■ **Exercise objective**
Transcribe the whole listing without a single picture.

--- Start Source material ---

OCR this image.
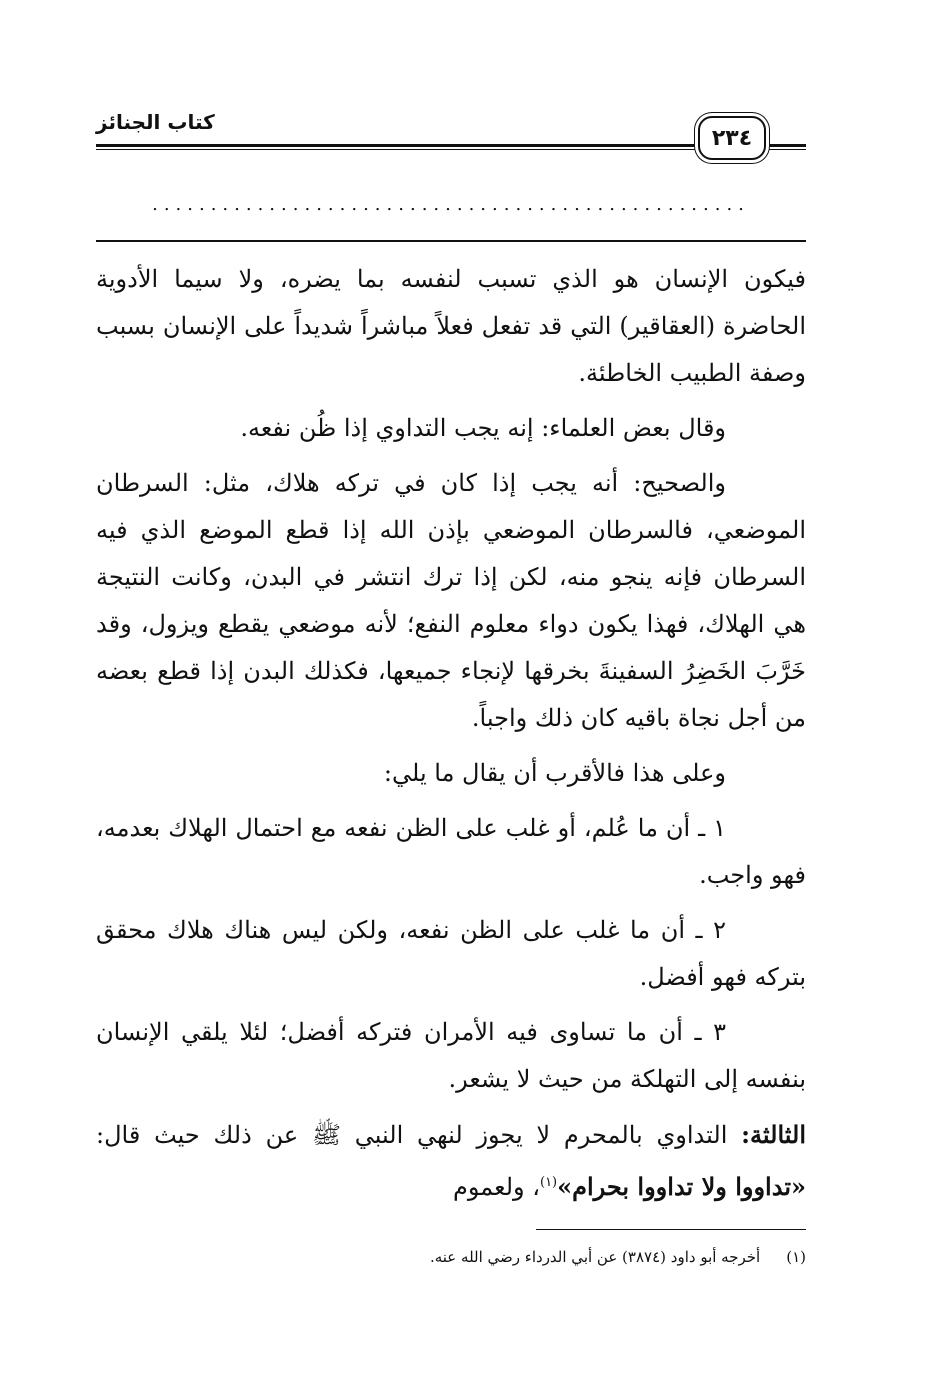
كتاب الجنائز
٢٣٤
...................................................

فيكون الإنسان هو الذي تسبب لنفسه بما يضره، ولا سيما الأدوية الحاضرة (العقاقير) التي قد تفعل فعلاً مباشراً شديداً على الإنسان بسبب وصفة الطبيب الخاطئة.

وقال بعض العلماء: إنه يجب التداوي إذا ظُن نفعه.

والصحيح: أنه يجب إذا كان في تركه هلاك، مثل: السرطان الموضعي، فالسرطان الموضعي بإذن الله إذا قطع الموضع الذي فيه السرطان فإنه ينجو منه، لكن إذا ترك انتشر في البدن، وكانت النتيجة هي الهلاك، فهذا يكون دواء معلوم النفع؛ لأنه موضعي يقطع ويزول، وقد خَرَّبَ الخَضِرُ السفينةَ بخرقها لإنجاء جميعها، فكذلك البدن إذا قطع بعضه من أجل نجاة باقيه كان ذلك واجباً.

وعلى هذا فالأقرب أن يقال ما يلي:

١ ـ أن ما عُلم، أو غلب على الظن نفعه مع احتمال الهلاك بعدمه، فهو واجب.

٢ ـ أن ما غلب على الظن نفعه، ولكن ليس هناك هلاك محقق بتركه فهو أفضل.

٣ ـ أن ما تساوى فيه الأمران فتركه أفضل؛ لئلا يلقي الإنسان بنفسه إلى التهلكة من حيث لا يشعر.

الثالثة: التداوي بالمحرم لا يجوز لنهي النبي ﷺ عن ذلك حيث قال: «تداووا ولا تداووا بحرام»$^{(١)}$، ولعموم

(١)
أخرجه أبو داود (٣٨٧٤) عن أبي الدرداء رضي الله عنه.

--- End Source material ---

■ **Response below**
OCR this image.
كتاب الجنائز
٢٣٤
...................................................

فيكون الإنسان هو الذي تسبب لنفسه بما يضره، ولا سيما الأدوية الحاضرة (العقاقير) التي قد تفعل فعلاً مباشراً شديداً على الإنسان بسبب وصفة الطبيب الخاطئة.

وقال بعض العلماء: إنه يجب التداوي إذا ظُن نفعه.

والصحيح: أنه يجب إذا كان في تركه هلاك، مثل: السرطان الموضعي، فالسرطان الموضعي بإذن الله إذا قطع الموضع الذي فيه السرطان فإنه ينجو منه، لكن إذا ترك انتشر في البدن، وكانت النتيجة هي الهلاك، فهذا يكون دواء معلوم النفع؛ لأنه موضعي يقطع ويزول، وقد خَرَّبَ الخَضِرُ السفينةَ بخرقها لإنجاء جميعها، فكذلك البدن إذا قطع بعضه من أجل نجاة باقيه كان ذلك واجباً.

وعلى هذا فالأقرب أن يقال ما يلي:

١ ـ أن ما عُلم، أو غلب على الظن نفعه مع احتمال الهلاك بعدمه، فهو واجب.

٢ ـ أن ما غلب على الظن نفعه، ولكن ليس هناك هلاك محقق بتركه فهو أفضل.

٣ ـ أن ما تساوى فيه الأمران فتركه أفضل؛ لئلا يلقي الإنسان بنفسه إلى التهلكة من حيث لا يشعر.

الثالثة: التداوي بالمحرم لا يجوز لنهي النبي ﷺ عن ذلك حيث قال: «تداووا ولا تداووا بحرام»$^{(١)}$، ولعموم

(١)
أخرجه أبو داود (٣٨٧٤) عن أبي الدرداء رضي الله عنه.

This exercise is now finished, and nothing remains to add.